==== Document excerpt
Commenting on the supreme court’s decision to dismiss the appeal against the Metz ruling, defence lawyer Robin Binsard said in a statement that the Cour de Cassation’s conclusion that a certificate of authenticity is only required to verify data that has been decrypted appeared inaccurate.
He said this interpretation appeared contrary to the position taken by the Cour de Cassation in an earlier decision on 8 April 2022.
“This is why we intend to refer a new priority question relating to the conformity of this case law with the constitution,” said Binsard. “More broadly, it appears inconceivable, under the prism of the right to a fair trail and the rights of the defence, that the use of defence secrecy by investigators is not accompanied by any safeguards.”
In addition to appealing to the European Court of Human Rights, Binsard said he planned to raise further legal challenges relating to the French capture of data outside of French jurisdiction.
Investigations began in 2017
The French Gendarmerie began investigating EncroChat in 2017 after recovering EncroChat encrypted phones from organised crime groups involved in drug trafficking.
EncroChat phones promised users a secure, encrypted, anonymous messaging service and offered the ability to wipe the phone using a PIN code in an emergency.
The phones were based on modified Android BQ Aquaris X2 and X3 phones equipped with a SIM card supplied by Dutch phone network KPN. They were sold through a network of resellers for around €1,000 each, paid in cash or bitcoin, with a six-month contract costing a further €1,500.
Police investigations led to the discovery of EncroChat servers hosted at a datacentre run by cloud company OVH in Roubaix, France. Investigators were able to reverse engineer a network of over 70 virtual machines used by EncroChat.
Police were able to analyse tables of data containing information relating to payments, users and resellers, including the pseudonyms used by resellers linked to delivery addresses, IMEI numbers and monthly data consumption of SIM cards.
========
==== Exercise data
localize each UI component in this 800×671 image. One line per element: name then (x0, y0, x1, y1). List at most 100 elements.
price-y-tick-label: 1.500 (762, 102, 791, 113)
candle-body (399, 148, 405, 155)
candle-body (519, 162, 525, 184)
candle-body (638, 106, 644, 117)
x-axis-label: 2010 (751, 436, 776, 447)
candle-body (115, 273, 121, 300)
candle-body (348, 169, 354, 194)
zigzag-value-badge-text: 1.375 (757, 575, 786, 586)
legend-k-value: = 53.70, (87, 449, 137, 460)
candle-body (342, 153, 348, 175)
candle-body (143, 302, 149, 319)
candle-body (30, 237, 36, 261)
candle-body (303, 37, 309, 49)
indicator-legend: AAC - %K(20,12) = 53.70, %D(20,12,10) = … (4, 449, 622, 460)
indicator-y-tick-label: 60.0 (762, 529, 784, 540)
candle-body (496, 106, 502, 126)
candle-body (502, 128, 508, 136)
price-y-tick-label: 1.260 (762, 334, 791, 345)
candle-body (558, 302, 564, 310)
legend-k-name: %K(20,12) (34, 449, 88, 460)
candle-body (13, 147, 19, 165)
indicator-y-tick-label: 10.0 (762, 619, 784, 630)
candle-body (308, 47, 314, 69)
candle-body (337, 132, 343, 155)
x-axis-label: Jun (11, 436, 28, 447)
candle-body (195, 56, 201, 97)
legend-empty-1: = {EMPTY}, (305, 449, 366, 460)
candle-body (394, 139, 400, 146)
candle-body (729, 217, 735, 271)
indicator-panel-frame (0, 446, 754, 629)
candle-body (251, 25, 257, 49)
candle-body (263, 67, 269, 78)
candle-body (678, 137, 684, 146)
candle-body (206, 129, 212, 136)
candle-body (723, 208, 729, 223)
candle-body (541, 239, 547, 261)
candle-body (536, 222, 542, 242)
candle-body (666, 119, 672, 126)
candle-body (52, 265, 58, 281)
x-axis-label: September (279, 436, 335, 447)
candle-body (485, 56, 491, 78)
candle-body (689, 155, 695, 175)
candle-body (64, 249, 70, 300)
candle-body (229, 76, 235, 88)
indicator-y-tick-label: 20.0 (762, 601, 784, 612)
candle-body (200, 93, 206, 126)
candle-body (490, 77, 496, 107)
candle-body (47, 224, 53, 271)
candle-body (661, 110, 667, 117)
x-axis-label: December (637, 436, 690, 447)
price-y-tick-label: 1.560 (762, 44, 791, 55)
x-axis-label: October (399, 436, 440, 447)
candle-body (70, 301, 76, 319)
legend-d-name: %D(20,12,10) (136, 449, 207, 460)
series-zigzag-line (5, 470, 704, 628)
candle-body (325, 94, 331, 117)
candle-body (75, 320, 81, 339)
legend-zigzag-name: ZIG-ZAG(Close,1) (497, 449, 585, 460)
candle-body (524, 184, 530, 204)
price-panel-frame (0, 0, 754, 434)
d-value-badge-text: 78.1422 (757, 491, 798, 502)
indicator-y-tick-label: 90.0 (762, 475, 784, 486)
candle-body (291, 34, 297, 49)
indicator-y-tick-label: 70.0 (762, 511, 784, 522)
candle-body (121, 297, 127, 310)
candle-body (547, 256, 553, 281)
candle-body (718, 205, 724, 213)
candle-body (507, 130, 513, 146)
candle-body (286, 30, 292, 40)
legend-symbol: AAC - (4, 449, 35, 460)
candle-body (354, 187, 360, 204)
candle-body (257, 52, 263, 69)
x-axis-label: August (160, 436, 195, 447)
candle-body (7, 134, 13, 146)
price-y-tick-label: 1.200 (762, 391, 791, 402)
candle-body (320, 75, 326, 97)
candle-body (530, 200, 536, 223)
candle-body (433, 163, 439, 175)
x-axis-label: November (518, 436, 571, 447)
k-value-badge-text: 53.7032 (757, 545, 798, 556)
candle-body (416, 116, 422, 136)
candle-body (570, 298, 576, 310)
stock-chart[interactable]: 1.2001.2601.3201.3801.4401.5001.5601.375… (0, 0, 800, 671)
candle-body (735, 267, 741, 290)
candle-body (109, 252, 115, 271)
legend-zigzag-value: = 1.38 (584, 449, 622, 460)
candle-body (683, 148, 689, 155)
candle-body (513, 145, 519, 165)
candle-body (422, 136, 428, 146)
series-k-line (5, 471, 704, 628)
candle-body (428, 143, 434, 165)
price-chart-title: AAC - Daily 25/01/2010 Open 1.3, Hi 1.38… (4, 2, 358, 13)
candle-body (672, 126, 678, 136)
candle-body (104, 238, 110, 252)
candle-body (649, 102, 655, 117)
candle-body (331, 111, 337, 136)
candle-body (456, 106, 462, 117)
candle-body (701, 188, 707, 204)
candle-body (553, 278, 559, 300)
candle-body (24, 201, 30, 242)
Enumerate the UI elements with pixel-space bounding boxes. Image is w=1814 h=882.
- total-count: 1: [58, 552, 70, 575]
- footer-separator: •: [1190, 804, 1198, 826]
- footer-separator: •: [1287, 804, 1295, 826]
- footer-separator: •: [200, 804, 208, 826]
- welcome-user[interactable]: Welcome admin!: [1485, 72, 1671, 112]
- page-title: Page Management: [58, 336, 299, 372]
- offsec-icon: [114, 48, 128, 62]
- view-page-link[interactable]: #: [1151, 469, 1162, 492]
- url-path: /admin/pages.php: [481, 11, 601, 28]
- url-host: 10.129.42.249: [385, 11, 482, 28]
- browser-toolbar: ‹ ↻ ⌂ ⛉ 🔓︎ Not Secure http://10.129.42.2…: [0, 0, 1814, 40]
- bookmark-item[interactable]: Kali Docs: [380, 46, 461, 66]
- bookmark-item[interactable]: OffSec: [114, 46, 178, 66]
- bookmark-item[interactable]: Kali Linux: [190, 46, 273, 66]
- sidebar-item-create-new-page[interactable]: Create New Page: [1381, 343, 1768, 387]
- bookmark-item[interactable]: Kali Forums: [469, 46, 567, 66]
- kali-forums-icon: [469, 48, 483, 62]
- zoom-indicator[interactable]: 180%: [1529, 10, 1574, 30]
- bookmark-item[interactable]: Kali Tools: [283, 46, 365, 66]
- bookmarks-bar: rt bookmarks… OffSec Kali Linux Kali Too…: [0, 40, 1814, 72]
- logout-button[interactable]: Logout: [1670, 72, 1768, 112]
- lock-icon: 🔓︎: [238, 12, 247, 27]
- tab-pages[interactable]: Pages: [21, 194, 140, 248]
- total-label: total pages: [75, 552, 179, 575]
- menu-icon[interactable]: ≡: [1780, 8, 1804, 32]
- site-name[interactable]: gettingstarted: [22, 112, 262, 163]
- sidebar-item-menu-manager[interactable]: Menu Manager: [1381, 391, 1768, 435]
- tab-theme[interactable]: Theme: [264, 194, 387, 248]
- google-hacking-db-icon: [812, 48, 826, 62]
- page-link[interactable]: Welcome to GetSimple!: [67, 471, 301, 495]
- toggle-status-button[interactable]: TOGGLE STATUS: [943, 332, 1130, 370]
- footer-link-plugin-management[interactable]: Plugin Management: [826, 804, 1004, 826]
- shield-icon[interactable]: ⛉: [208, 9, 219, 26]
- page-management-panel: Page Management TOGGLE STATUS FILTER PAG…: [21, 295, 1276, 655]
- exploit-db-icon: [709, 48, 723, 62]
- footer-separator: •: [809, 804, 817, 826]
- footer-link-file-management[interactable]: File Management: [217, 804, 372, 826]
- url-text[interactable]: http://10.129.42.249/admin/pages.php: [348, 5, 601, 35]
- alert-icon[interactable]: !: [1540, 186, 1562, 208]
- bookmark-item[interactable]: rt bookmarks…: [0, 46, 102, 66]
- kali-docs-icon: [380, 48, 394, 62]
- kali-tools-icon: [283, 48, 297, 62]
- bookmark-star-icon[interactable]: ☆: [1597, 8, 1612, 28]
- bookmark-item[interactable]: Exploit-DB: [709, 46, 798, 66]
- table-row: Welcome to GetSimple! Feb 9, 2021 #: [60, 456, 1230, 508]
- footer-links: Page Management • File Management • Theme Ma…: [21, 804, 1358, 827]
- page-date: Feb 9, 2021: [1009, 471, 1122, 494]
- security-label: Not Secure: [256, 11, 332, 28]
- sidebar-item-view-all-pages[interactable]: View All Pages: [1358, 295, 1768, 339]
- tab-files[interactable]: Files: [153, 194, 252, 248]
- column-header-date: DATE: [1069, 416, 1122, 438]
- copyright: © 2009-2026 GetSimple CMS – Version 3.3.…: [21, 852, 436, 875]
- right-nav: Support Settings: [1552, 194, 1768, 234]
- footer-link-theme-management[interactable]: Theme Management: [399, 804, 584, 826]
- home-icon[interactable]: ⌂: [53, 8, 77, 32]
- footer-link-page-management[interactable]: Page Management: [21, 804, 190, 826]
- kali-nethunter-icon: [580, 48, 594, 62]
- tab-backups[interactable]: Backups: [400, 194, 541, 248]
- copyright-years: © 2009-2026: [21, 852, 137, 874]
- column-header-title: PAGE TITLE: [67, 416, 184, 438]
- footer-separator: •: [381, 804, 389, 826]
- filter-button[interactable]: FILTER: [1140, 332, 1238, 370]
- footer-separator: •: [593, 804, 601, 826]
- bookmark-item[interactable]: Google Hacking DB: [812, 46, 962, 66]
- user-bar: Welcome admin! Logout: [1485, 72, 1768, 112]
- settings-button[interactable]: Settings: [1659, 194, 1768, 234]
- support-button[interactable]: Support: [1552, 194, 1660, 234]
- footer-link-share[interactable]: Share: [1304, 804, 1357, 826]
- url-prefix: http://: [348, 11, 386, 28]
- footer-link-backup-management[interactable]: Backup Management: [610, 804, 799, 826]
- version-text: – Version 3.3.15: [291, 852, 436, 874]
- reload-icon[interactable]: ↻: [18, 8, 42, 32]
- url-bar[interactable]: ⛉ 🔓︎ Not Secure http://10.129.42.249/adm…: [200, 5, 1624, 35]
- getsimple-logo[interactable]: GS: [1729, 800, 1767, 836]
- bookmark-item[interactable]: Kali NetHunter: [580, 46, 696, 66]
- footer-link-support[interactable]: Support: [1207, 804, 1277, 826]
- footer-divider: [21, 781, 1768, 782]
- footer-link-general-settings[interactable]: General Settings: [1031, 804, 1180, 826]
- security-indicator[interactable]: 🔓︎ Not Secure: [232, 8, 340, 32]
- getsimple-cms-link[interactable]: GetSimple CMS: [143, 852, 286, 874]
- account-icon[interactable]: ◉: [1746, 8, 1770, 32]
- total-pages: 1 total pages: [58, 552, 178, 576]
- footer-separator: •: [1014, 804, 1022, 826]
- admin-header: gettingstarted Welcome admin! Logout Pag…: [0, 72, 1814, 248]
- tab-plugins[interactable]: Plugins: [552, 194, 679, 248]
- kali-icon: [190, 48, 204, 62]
========
**Task requirements**:
• 1. Say whether each statement below agrees with the text on the EncroChat case. Answer yes or no and quote the deciding words. (a) EncroChat phones sold for around €1,000 each. (b) The French Gendarmerie began investigating EncroChat in 2020. (c) EncroChat servers were hosted at a datacentre in Roubaix.
• 2. Rewrite the passage of the EncroChat text starting at "In addition to" and ending at "of French jurisdiction.", putting "court challenges" in place of "legal challenges".

**Answers to the problems**:
• 1.
(a) Yes: "They were sold through a network of resellers for around €1,000 each"
(b) No: "The French Gendarmerie began investigating EncroChat in 2017"
(c) Yes: "EncroChat servers hosted at a datacentre run by cloud company OVH in Roubaix, France"

• 2.
In addition to appealing to the European Court of Human Rights, Binsard said he planned to raise further court challenges relating to the French capture of data outside of French jurisdiction.